— 文档节选 —
═══
• leetcode 104 Maximum Depth of Binary Tree二叉树求深度


    Maximum Depth of Binary Tree
    Total Accepted: 63668 Total Submissions: 141121 My Submissions
    Question Solution

    Given a binary tree, find its maximum depth.

    The maximum depth is the number of nodes along the longest path from the root node down to the farthest leaf node.

    我的解决方案:
    这里写图片描述

    /**
     * Definition for a binary tree node.
     * struct TreeNode {
     *     int val;
     *     TreeNode *left;
     *     TreeNode *right;
     *     TreeNode(int x) : val(x), left(NULL), right(NULL) {}
     * };
     */
    class Solution {
    public:
        int maxDepth(TreeNode* root)
        {
    
    
            if(NULL == root)
                return 0;
    
            int depth_l = maxDepth(root->left);
            int depth_r = maxDepth(root->right);
    
            return depth_l > depth_r  ? depth_l + 1:depth_r + 1;
    
    
        }
    };

    一行代码的解法:

    int maxDepth(TreeNode *root)
    {
        return root == NULL ? 0 : max(maxDepth(root -> left), maxDepth(root -> right)) + 1;
    }
    

    不用递归的解法:Breadth-first-search

    int maxDepth(TreeNode *root)
    {
        if(root == NULL)
            return 0;
    
        int res = 0;
        queue<TreeNode *> q;
        q.push(root);
        while(!q.empty())
        {
            ++ res;
            for(int i = 0, n = q.size(); i < n; ++ i)
═══
— 任务目标 1 —
在这篇关于二叉树最大深度的文档节选中,最大深度是怎样定义的?
这些记录与上面的文档毫无关系。
═══
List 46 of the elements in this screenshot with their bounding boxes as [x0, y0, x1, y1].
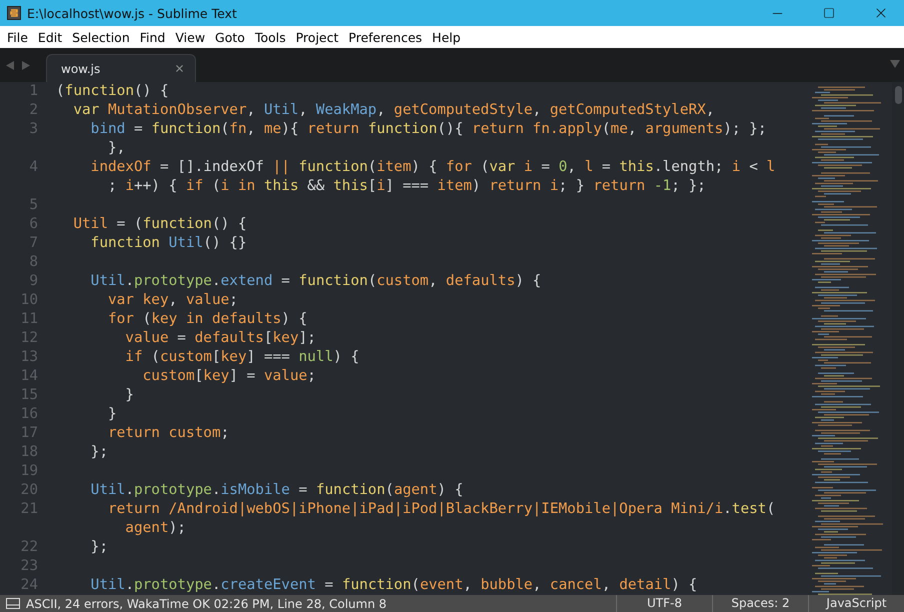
code-line: Util.prototype.isMobile = function(agent) { — [90, 481, 464, 500]
menu-item[interactable]: View — [170, 30, 210, 44]
menu-item[interactable]: Preferences — [344, 30, 428, 44]
code-line: Util.prototype.createEvent = function(event, bubble, cancel, detail) { — [90, 576, 698, 595]
app-icon — [7, 6, 21, 20]
status-item[interactable]: UTF-8 — [616, 595, 712, 612]
code-line: } — [124, 386, 135, 405]
maximize-icon[interactable] — [823, 7, 835, 19]
menu-item[interactable]: Tools — [250, 30, 291, 44]
status-item[interactable]: Spaces: 2 — [712, 595, 808, 612]
code-line: function Util() {} — [90, 234, 248, 253]
code-line: return /Android|webOS|iPhone|iPad|iPod|BlackBerry|IEMobile|Opera Mini/i.test( — [106, 500, 776, 519]
code-line: }; — [90, 443, 109, 462]
code-line: Util.prototype.extend = function(custom, defaults) { — [90, 272, 542, 291]
menu-item[interactable]: File — [2, 30, 33, 44]
menu-item[interactable]: Edit — [32, 30, 68, 44]
code-line: indexOf = [].indexOf || function(item) { for (var i = 0, l = this.length; i < l — [90, 158, 776, 177]
dropdown-icon[interactable] — [890, 60, 900, 68]
menu-item[interactable]: Selection — [67, 30, 135, 44]
menu-item[interactable]: Find — [134, 30, 170, 44]
code-line: } — [106, 405, 118, 424]
code-line: Util = (function() { — [72, 215, 248, 234]
menu-item[interactable]: Help — [427, 30, 466, 44]
file-tab[interactable]: wow.js — [46, 54, 196, 82]
code-line: bind = function(fn, me){ return function(){ return fn.apply(me, arguments); }; — [90, 120, 768, 139]
status-item[interactable]: JavaScript — [808, 595, 904, 612]
code-line: for (key in defaults) { — [106, 310, 308, 329]
code-line: var MutationObserver, Util, WeakMap, getComputedStyle, getComputedStyleRX, — [72, 101, 716, 120]
tab-navigation-icon[interactable] — [6, 61, 30, 70]
code-line: agent); — [124, 519, 187, 538]
code-line: if (custom[key] === null) { — [124, 348, 360, 367]
window-title: E:\localhost\wow.js - Sublime Text — [27, 6, 238, 20]
code-line: }; — [90, 538, 109, 557]
code-line: value = defaults[key]; — [124, 329, 317, 348]
code-line: custom[key] = value; — [142, 367, 317, 386]
close-icon[interactable] — [174, 63, 185, 74]
menu-item[interactable]: Project — [290, 30, 344, 44]
code-line: ; i++) { if (i in this && this[i] === item) return i; } return -1; }; — [106, 177, 707, 196]
code-line: var key, value; — [106, 291, 239, 310]
status-message: ASCII, 24 errors, WakaTime OK 02:26 PM, Line 28, Column 8 — [25, 596, 388, 610]
panel-icon[interactable] — [6, 598, 20, 609]
code-line: return custom; — [106, 424, 230, 443]
code-line: }, — [106, 139, 126, 158]
code-line: (function() { — [56, 82, 170, 101]
scrollbar-thumb[interactable] — [894, 86, 902, 104]
menu-item[interactable]: Goto — [210, 30, 250, 44]
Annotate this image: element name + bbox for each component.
═══
— 任务目标 2 —
请逐字重复记录中从包含“code-line: Util.prototype.isMobile = function(agent)”的那一行到包含“window-title: E:\localhost\wow.js - Sublime”的那一行之间的各行,首尾两行都包括在内。

— 正确答案 1 —
最大深度是从根节点到最远叶节点的最长路径上的节点数。

— 正确答案 2 —
code-line: Util.prototype.isMobile = function(agent) { — [90, 481, 464, 500]
menu-item[interactable]: View — [170, 30, 210, 44]
menu-item[interactable]: Preferences — [344, 30, 428, 44]
code-line: Util.prototype.createEvent = function(event, bubble, cancel, detail) { — [90, 576, 698, 595]
app-icon — [7, 6, 21, 20]
status-item[interactable]: UTF-8 — [616, 595, 712, 612]
code-line: } — [124, 386, 135, 405]
maximize-icon[interactable] — [823, 7, 835, 19]
menu-item[interactable]: Tools — [250, 30, 291, 44]
status-item[interactable]: Spaces: 2 — [712, 595, 808, 612]
code-line: function Util() {} — [90, 234, 248, 253]
code-line: return /Android|webOS|iPhone|iPad|iPod|BlackBerry|IEMobile|Opera Mini/i.test( — [106, 500, 776, 519]
code-line: }; — [90, 443, 109, 462]
code-line: Util.prototype.extend = function(custom, defaults) { — [90, 272, 542, 291]
menu-item[interactable]: File — [2, 30, 33, 44]
menu-item[interactable]: Edit — [32, 30, 68, 44]
code-line: indexOf = [].indexOf || function(item) { for (var i = 0, l = this.length; i < l — [90, 158, 776, 177]
dropdown-icon[interactable] — [890, 60, 900, 68]
menu-item[interactable]: Selection — [67, 30, 135, 44]
menu-item[interactable]: Find — [134, 30, 170, 44]
code-line: } — [106, 405, 118, 424]
code-line: Util = (function() { — [72, 215, 248, 234]
menu-item[interactable]: Help — [427, 30, 466, 44]
file-tab[interactable]: wow.js — [46, 54, 196, 82]
code-line: bind = function(fn, me){ return function(){ return fn.apply(me, arguments); }; — [90, 120, 768, 139]
status-item[interactable]: JavaScript — [808, 595, 904, 612]
code-line: for (key in defaults) { — [106, 310, 308, 329]
code-line: var MutationObserver, Util, WeakMap, getComputedStyle, getComputedStyleRX, — [72, 101, 716, 120]
tab-navigation-icon[interactable] — [6, 61, 30, 70]
code-line: agent); — [124, 519, 187, 538]
code-line: if (custom[key] === null) { — [124, 348, 360, 367]
window-title: E:\localhost\wow.js - Sublime Text — [27, 6, 238, 20]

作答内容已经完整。